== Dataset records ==
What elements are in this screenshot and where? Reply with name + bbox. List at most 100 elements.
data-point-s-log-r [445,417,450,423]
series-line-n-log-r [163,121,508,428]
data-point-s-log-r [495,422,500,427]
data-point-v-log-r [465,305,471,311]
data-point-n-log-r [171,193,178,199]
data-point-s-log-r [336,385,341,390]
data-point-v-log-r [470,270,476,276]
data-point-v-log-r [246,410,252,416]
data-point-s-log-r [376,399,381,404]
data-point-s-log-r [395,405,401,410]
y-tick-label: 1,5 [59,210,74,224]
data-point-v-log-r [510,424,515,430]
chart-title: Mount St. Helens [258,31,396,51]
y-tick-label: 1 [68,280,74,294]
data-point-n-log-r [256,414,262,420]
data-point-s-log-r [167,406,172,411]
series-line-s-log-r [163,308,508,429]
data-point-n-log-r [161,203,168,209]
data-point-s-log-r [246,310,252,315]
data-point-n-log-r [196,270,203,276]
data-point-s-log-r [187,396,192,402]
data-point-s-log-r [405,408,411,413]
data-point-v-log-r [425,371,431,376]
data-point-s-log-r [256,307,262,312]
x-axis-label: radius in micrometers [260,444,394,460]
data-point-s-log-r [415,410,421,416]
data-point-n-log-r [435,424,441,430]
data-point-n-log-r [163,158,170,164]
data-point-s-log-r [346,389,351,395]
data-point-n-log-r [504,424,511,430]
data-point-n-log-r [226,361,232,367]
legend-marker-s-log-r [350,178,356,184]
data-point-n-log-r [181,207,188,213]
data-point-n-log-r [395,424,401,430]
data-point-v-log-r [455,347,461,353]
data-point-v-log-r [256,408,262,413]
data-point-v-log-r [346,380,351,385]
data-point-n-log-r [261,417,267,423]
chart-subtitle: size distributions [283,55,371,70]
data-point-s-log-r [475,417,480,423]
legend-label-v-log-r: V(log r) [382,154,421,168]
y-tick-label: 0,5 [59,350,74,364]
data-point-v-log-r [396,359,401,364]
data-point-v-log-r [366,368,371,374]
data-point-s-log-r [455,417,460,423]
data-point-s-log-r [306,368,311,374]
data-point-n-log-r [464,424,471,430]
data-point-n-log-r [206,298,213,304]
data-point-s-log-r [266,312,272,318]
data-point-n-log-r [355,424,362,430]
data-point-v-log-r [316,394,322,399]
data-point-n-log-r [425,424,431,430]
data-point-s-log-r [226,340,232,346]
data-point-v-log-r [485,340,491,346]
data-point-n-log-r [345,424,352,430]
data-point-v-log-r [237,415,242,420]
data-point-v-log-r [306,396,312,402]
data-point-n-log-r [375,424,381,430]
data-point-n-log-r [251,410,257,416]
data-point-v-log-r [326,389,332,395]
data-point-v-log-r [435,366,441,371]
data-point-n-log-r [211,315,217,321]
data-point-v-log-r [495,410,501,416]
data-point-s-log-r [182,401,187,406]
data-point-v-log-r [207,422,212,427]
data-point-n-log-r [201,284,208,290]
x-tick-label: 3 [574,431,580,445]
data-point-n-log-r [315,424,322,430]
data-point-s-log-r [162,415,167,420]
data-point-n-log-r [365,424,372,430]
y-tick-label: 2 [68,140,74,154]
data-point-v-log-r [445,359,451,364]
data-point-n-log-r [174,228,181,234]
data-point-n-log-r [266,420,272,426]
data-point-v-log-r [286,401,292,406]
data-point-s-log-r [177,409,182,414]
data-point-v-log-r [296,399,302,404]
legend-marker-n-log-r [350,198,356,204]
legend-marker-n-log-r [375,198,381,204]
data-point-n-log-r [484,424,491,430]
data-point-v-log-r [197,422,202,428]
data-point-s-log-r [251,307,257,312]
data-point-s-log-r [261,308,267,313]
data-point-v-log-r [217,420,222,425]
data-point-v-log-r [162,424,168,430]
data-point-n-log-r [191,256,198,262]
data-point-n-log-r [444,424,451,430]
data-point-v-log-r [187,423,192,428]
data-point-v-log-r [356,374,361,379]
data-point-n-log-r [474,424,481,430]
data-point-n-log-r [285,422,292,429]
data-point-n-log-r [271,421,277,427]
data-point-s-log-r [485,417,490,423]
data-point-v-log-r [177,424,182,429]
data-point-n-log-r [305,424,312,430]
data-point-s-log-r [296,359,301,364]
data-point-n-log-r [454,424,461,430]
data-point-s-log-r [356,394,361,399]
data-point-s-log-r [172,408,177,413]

== Exercise goal ==
Rewrite every one of the items above as a numbered list, dropping any blank lines.

== Exercise solution ==
1. What elements are in this screenshot and where? Reply with name + bbox. List at most 100 elements.
2. data-point-s-log-r [445,417,450,423]
3. series-line-n-log-r [163,121,508,428]
4. data-point-s-log-r [495,422,500,427]
5. data-point-v-log-r [465,305,471,311]
6. data-point-n-log-r [171,193,178,199]
7. data-point-s-log-r [336,385,341,390]
8. data-point-v-log-r [470,270,476,276]
9. data-point-v-log-r [246,410,252,416]
10. data-point-s-log-r [376,399,381,404]
11. data-point-s-log-r [395,405,401,410]
12. y-tick-label: 1,5 [59,210,74,224]
13. data-point-v-log-r [510,424,515,430]
14. chart-title: Mount St. Helens [258,31,396,51]
15. y-tick-label: 1 [68,280,74,294]
16. data-point-n-log-r [256,414,262,420]
17. data-point-s-log-r [167,406,172,411]
18. series-line-s-log-r [163,308,508,429]
19. data-point-n-log-r [161,203,168,209]
20. data-point-s-log-r [246,310,252,315]
21. data-point-n-log-r [196,270,203,276]
22. data-point-s-log-r [187,396,192,402]
23. data-point-s-log-r [405,408,411,413]
24. data-point-v-log-r [425,371,431,376]
25. data-point-s-log-r [256,307,262,312]
26. x-axis-label: radius in micrometers [260,444,394,460]
27. data-point-s-log-r [415,410,421,416]
28. data-point-n-log-r [435,424,441,430]
29. data-point-n-log-r [163,158,170,164]
30. data-point-s-log-r [346,389,351,395]
31. data-point-n-log-r [504,424,511,430]
32. data-point-n-log-r [226,361,232,367]
33. legend-marker-s-log-r [350,178,356,184]
34. data-point-n-log-r [181,207,188,213]
35. data-point-n-log-r [395,424,401,430]
36. data-point-v-log-r [455,347,461,353]
37. data-point-v-log-r [256,408,262,413]
38. data-point-v-log-r [346,380,351,385]
39. data-point-n-log-r [261,417,267,423]
40. chart-subtitle: size distributions [283,55,371,70]
41. data-point-s-log-r [475,417,480,423]
42. legend-label-v-log-r: V(log r) [382,154,421,168]
43. y-tick-label: 0,5 [59,350,74,364]
44. data-point-v-log-r [396,359,401,364]
45. data-point-v-log-r [366,368,371,374]
46. data-point-s-log-r [455,417,460,423]
47. data-point-s-log-r [306,368,311,374]
48. data-point-n-log-r [464,424,471,430]
49. data-point-n-log-r [206,298,213,304]
50. data-point-s-log-r [266,312,272,318]
51. data-point-n-log-r [355,424,362,430]
52. data-point-v-log-r [316,394,322,399]
53. data-point-n-log-r [425,424,431,430]
54. data-point-s-log-r [226,340,232,346]
55. data-point-v-log-r [485,340,491,346]
56. data-point-n-log-r [345,424,352,430]
57. data-point-v-log-r [237,415,242,420]
58. data-point-v-log-r [306,396,312,402]
59. data-point-n-log-r [375,424,381,430]
60. data-point-n-log-r [251,410,257,416]
61. data-point-v-log-r [326,389,332,395]
62. data-point-v-log-r [435,366,441,371]
63. data-point-n-log-r [211,315,217,321]
64. data-point-v-log-r [495,410,501,416]
65. data-point-s-log-r [182,401,187,406]
66. data-point-v-log-r [207,422,212,427]
67. data-point-n-log-r [201,284,208,290]
68. x-tick-label: 3 [574,431,580,445]
69. data-point-n-log-r [315,424,322,430]
70. data-point-s-log-r [162,415,167,420]
71. data-point-n-log-r [365,424,372,430]
72. y-tick-label: 2 [68,140,74,154]
73. data-point-v-log-r [445,359,451,364]
74. data-point-n-log-r [174,228,181,234]
75. data-point-n-log-r [266,420,272,426]
76. data-point-v-log-r [286,401,292,406]
77. data-point-s-log-r [177,409,182,414]
78. data-point-v-log-r [296,399,302,404]
79. legend-marker-n-log-r [350,198,356,204]
80. legend-marker-n-log-r [375,198,381,204]
81. data-point-n-log-r [484,424,491,430]
82. data-point-v-log-r [197,422,202,428]
83. data-point-s-log-r [251,307,257,312]
84. data-point-s-log-r [261,308,267,313]
85. data-point-v-log-r [217,420,222,425]
86. data-point-v-log-r [162,424,168,430]
87. data-point-n-log-r [191,256,198,262]
88. data-point-n-log-r [444,424,451,430]
89. data-point-v-log-r [187,423,192,428]
90. data-point-v-log-r [356,374,361,379]
91. data-point-n-log-r [474,424,481,430]
92. data-point-n-log-r [285,422,292,429]
93. data-point-n-log-r [271,421,277,427]
94. data-point-s-log-r [485,417,490,423]
95. data-point-v-log-r [177,424,182,429]
96. data-point-n-log-r [305,424,312,430]
97. data-point-s-log-r [296,359,301,364]
98. data-point-n-log-r [454,424,461,430]
99. data-point-s-log-r [356,394,361,399]
100. data-point-s-log-r [172,408,177,413]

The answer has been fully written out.